* Stated task
Write out the listing exactly as it is given.
--- start Record list ---
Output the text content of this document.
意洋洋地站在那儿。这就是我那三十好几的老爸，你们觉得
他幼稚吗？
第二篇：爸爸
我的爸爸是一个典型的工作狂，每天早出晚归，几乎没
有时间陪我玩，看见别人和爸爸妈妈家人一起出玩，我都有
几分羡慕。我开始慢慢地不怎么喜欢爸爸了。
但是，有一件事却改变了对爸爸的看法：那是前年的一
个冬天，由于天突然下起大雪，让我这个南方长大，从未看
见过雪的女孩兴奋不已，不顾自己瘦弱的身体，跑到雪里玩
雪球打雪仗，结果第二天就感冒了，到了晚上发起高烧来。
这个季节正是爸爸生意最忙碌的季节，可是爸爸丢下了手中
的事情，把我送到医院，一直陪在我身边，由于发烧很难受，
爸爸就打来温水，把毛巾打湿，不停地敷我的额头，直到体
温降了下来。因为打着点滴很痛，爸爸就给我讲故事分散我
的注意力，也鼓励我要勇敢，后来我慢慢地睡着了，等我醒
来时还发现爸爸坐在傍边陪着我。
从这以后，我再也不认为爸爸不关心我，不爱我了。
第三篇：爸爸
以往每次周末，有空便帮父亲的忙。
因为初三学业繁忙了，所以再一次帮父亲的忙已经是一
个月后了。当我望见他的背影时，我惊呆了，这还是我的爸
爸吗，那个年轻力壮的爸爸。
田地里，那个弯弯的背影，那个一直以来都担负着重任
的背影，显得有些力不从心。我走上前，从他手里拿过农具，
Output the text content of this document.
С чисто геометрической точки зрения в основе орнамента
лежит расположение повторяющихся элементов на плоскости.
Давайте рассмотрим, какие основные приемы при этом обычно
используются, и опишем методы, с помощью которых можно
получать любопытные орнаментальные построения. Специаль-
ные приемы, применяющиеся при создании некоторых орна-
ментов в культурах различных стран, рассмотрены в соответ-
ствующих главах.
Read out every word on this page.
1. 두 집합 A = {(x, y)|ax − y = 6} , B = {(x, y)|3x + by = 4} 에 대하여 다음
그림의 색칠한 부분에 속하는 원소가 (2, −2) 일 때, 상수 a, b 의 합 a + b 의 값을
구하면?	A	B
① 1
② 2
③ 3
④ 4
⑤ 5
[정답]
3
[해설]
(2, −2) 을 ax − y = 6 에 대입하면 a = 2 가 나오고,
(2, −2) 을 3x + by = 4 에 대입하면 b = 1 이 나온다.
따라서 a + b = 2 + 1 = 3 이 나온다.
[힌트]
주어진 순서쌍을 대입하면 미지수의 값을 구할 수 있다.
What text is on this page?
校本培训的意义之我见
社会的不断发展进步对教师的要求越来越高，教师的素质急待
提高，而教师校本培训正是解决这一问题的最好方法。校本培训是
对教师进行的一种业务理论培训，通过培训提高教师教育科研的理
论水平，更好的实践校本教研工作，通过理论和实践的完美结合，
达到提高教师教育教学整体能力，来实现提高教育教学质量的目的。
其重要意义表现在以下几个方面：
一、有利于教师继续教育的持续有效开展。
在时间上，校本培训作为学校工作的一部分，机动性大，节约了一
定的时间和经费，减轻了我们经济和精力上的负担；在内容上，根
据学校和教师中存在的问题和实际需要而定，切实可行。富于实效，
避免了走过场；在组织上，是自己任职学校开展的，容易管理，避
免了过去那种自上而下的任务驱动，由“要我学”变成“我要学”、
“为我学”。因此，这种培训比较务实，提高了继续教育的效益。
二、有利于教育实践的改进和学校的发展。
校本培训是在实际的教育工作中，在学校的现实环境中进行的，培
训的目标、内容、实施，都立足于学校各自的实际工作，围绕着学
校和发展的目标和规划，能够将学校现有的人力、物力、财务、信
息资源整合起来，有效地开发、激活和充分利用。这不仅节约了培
--- end Record list ---
* Finished task
Output the text content of this document.
意洋洋地站在那儿。这就是我那三十好几的老爸，你们觉得
他幼稚吗？
第二篇：爸爸
我的爸爸是一个典型的工作狂，每天早出晚归，几乎没
有时间陪我玩，看见别人和爸爸妈妈家人一起出玩，我都有
几分羡慕。我开始慢慢地不怎么喜欢爸爸了。
但是，有一件事却改变了对爸爸的看法：那是前年的一
个冬天，由于天突然下起大雪，让我这个南方长大，从未看
见过雪的女孩兴奋不已，不顾自己瘦弱的身体，跑到雪里玩
雪球打雪仗，结果第二天就感冒了，到了晚上发起高烧来。
这个季节正是爸爸生意最忙碌的季节，可是爸爸丢下了手中
的事情，把我送到医院，一直陪在我身边，由于发烧很难受，
爸爸就打来温水，把毛巾打湿，不停地敷我的额头，直到体
温降了下来。因为打着点滴很痛，爸爸就给我讲故事分散我
的注意力，也鼓励我要勇敢，后来我慢慢地睡着了，等我醒
来时还发现爸爸坐在傍边陪着我。
从这以后，我再也不认为爸爸不关心我，不爱我了。
第三篇：爸爸
以往每次周末，有空便帮父亲的忙。
因为初三学业繁忙了，所以再一次帮父亲的忙已经是一
个月后了。当我望见他的背影时，我惊呆了，这还是我的爸
爸吗，那个年轻力壮的爸爸。
田地里，那个弯弯的背影，那个一直以来都担负着重任
的背影，显得有些力不从心。我走上前，从他手里拿过农具，
Output the text content of this document.
С чисто геометрической точки зрения в основе орнамента
лежит расположение повторяющихся элементов на плоскости.
Давайте рассмотрим, какие основные приемы при этом обычно
используются, и опишем методы, с помощью которых можно
получать любопытные орнаментальные построения. Специаль-
ные приемы, применяющиеся при создании некоторых орна-
ментов в культурах различных стран, рассмотрены в соответ-
ствующих главах.
Read out every word on this page.
1. 두 집합 A = {(x, y)|ax − y = 6} , B = {(x, y)|3x + by = 4} 에 대하여 다음
그림의 색칠한 부분에 속하는 원소가 (2, −2) 일 때, 상수 a, b 의 합 a + b 의 값을
구하면?	A	B
① 1
② 2
③ 3
④ 4
⑤ 5
[정답]
3
[해설]
(2, −2) 을 ax − y = 6 에 대입하면 a = 2 가 나오고,
(2, −2) 을 3x + by = 4 에 대입하면 b = 1 이 나온다.
따라서 a + b = 2 + 1 = 3 이 나온다.
[힌트]
주어진 순서쌍을 대입하면 미지수의 값을 구할 수 있다.
What text is on this page?
校本培训的意义之我见
社会的不断发展进步对教师的要求越来越高，教师的素质急待
提高，而教师校本培训正是解决这一问题的最好方法。校本培训是
对教师进行的一种业务理论培训，通过培训提高教师教育科研的理
论水平，更好的实践校本教研工作，通过理论和实践的完美结合，
达到提高教师教育教学整体能力，来实现提高教育教学质量的目的。
其重要意义表现在以下几个方面：
一、有利于教师继续教育的持续有效开展。
在时间上，校本培训作为学校工作的一部分，机动性大，节约了一
定的时间和经费，减轻了我们经济和精力上的负担；在内容上，根
据学校和教师中存在的问题和实际需要而定，切实可行。富于实效，
避免了走过场；在组织上，是自己任职学校开展的，容易管理，避
免了过去那种自上而下的任务驱动，由“要我学”变成“我要学”、
“为我学”。因此，这种培训比较务实，提高了继续教育的效益。
二、有利于教育实践的改进和学校的发展。
校本培训是在实际的教育工作中，在学校的现实环境中进行的，培
训的目标、内容、实施，都立足于学校各自的实际工作，围绕着学
校和发展的目标和规划，能够将学校现有的人力、物力、财务、信
息资源整合起来，有效地开发、激活和充分利用。这不仅节约了培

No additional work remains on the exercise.